(Figure dataset records)

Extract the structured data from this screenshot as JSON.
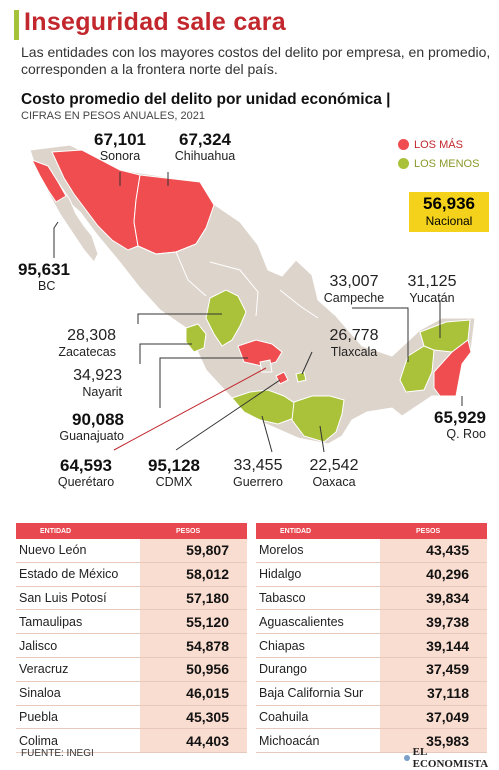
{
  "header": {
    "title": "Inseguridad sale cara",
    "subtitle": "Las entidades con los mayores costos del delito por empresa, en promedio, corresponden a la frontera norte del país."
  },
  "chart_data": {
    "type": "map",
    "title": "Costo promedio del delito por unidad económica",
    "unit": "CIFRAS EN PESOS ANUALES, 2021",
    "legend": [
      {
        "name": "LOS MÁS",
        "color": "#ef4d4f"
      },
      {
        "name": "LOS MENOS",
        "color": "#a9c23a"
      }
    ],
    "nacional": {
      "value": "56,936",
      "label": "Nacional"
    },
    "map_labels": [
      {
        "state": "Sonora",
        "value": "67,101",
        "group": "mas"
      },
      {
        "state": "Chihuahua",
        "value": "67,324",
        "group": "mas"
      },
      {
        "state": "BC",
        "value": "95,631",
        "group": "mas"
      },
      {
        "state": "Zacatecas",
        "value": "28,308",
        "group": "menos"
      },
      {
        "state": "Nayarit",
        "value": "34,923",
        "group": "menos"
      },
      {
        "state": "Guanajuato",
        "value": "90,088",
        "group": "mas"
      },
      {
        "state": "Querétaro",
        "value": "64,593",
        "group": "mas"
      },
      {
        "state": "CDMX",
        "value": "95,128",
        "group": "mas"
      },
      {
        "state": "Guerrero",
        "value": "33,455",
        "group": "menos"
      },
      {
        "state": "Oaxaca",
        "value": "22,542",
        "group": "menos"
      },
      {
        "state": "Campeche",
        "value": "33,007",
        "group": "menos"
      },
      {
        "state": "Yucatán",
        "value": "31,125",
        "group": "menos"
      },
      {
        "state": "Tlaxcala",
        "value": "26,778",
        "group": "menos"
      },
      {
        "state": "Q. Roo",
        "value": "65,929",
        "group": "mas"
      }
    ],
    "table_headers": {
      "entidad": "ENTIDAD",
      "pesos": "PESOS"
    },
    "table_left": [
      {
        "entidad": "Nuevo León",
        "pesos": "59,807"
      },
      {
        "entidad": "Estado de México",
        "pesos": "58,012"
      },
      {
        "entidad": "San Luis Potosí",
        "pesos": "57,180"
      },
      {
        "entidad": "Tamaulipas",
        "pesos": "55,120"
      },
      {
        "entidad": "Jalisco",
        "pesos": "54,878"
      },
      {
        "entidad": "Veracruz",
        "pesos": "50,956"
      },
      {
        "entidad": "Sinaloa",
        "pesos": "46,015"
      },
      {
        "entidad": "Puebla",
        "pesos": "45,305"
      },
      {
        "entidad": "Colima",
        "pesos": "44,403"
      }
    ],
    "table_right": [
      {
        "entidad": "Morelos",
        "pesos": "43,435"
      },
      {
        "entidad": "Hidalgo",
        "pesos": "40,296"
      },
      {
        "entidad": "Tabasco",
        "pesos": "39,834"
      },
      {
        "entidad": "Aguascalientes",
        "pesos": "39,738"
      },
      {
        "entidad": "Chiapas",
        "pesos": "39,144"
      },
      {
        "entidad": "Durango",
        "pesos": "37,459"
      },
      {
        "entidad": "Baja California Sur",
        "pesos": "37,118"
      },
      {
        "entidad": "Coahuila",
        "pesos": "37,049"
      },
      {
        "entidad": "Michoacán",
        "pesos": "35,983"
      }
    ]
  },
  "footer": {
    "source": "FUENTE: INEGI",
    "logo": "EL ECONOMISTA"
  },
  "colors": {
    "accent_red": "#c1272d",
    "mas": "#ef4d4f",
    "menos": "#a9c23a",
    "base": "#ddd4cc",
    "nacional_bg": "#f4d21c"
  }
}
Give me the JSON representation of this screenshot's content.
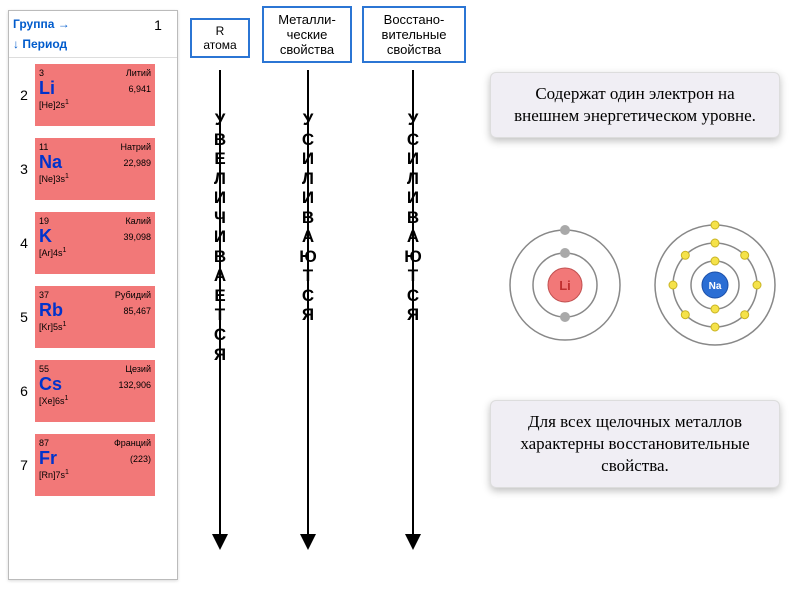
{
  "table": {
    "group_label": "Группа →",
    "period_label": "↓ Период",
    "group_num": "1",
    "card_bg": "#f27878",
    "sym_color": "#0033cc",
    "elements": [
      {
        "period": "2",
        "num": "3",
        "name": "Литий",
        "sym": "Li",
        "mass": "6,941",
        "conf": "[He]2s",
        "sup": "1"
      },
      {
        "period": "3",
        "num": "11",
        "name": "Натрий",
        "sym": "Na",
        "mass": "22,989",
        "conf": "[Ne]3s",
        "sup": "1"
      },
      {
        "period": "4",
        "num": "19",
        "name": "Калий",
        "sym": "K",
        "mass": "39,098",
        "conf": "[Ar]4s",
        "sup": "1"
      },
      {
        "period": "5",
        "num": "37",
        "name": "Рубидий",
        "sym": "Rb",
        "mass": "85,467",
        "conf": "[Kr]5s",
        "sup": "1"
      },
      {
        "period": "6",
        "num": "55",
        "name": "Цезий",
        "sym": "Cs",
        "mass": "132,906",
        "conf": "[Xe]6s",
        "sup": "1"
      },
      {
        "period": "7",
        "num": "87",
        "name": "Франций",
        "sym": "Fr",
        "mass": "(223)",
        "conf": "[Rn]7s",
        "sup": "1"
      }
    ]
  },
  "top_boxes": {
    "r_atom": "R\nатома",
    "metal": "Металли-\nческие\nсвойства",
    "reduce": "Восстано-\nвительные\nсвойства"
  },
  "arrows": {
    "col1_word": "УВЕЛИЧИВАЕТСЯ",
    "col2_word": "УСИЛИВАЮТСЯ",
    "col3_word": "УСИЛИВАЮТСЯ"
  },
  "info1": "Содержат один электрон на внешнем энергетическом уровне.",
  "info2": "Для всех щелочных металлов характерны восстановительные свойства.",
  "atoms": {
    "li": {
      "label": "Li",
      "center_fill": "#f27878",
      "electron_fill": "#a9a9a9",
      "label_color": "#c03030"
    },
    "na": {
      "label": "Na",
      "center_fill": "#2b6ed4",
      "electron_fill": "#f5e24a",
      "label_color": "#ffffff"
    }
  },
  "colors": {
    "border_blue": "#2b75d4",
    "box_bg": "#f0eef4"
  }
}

_Instructions for the task_
Select every line of the material above holding the word "this" and copy it.

_Solution_
Extract the structured data from this screenshot as JSON.
Give me the JSON representation of this screenshot's content.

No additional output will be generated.